◆ **DATA RECORDS**:
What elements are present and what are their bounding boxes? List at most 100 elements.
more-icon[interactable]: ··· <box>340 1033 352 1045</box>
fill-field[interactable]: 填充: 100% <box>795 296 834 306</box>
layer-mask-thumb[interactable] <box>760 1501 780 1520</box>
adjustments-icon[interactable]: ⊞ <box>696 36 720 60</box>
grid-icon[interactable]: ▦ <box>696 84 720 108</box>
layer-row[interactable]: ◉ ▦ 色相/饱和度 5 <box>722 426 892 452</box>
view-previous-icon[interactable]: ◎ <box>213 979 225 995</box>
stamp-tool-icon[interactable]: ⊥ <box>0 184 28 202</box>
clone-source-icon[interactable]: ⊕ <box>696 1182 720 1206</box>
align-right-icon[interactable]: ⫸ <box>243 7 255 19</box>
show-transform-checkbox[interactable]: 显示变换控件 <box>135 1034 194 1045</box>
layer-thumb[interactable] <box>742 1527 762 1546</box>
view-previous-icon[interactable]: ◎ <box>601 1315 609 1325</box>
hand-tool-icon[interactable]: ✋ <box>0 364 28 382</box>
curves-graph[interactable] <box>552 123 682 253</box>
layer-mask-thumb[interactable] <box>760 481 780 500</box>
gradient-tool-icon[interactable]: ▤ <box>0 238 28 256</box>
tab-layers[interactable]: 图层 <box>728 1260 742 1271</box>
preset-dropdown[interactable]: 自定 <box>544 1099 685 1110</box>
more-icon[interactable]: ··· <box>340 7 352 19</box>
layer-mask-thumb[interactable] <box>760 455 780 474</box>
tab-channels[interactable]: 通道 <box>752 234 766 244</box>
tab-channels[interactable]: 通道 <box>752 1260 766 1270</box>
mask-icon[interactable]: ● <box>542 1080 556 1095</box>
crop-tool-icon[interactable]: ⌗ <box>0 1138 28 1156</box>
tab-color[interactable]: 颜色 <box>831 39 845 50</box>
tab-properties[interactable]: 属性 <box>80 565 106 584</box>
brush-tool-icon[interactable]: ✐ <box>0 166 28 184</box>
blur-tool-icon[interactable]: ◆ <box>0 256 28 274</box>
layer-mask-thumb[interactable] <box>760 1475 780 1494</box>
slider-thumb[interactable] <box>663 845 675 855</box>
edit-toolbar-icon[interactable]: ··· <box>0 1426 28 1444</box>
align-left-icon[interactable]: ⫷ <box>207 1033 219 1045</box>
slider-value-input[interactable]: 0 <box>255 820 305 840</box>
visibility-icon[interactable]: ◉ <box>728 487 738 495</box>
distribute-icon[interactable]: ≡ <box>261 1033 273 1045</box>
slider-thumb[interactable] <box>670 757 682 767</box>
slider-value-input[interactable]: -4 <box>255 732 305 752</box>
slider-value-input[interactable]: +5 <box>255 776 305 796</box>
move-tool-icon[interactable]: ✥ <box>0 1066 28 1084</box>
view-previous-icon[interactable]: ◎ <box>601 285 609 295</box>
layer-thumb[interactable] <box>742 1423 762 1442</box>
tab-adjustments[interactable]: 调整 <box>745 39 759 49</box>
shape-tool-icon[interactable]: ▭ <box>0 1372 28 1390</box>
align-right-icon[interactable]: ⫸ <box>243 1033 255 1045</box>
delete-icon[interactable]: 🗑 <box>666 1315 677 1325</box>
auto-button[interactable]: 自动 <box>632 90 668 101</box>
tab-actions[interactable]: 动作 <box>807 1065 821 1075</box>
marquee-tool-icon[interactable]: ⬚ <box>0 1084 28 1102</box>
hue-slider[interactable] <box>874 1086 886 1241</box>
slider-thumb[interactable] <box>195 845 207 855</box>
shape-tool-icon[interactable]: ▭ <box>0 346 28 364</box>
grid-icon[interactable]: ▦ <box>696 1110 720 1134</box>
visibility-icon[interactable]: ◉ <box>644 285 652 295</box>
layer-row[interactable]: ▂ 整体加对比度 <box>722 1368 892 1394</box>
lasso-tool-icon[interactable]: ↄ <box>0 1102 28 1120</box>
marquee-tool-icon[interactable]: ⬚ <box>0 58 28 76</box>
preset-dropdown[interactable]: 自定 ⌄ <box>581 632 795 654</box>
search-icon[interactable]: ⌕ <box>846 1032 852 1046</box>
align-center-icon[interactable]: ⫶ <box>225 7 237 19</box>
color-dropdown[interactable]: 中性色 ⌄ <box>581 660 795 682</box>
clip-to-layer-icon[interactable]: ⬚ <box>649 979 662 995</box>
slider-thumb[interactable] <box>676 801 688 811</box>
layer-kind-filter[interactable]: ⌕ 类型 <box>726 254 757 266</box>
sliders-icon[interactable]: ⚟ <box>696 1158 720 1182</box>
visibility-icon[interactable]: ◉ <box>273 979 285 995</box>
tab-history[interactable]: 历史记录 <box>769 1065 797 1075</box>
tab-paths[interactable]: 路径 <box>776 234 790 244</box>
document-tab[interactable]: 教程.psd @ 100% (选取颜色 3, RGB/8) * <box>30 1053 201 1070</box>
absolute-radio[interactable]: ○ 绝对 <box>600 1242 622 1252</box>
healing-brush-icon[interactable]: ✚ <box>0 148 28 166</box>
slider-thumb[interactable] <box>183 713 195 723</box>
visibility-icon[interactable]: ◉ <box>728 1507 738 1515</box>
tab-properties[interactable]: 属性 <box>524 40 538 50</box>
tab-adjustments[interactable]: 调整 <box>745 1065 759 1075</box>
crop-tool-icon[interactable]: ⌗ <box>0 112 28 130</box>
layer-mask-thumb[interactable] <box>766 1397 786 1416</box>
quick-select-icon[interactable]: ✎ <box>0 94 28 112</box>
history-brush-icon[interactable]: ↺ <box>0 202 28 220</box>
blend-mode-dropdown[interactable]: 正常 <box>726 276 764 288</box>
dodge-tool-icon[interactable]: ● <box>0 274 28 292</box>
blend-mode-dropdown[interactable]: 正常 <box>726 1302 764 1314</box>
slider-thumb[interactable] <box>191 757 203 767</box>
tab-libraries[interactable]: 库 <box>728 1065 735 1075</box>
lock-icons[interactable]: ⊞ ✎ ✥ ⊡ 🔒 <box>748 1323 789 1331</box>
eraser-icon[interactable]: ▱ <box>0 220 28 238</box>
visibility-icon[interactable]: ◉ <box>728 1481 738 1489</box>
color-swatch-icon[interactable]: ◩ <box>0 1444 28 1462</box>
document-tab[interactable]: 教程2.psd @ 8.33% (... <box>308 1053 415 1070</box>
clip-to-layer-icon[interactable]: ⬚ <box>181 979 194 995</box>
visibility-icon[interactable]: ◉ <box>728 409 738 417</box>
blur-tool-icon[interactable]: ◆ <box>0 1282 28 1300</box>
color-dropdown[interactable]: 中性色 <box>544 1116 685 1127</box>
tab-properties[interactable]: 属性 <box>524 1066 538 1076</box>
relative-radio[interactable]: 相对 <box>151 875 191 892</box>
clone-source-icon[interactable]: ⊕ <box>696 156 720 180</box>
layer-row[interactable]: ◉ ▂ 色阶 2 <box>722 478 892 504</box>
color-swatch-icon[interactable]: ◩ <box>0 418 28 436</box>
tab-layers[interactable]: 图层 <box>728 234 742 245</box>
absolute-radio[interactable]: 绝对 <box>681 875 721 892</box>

◆ **TASK OBJECTIVE**: Extract the lines from the first one up to and including the line that contains "view-previous-icon[interactable]: ◎ <box>213", reproducing each without any change.

◆ **TASK RESULT**:
What elements are present and what are their bounding boxes? List at most 100 elements.
more-icon[interactable]: ··· <box>340 1033 352 1045</box>
fill-field[interactable]: 填充: 100% <box>795 296 834 306</box>
layer-mask-thumb[interactable] <box>760 1501 780 1520</box>
adjustments-icon[interactable]: ⊞ <box>696 36 720 60</box>
grid-icon[interactable]: ▦ <box>696 84 720 108</box>
layer-row[interactable]: ◉ ▦ 色相/饱和度 5 <box>722 426 892 452</box>
view-previous-icon[interactable]: ◎ <box>213 979 225 995</box>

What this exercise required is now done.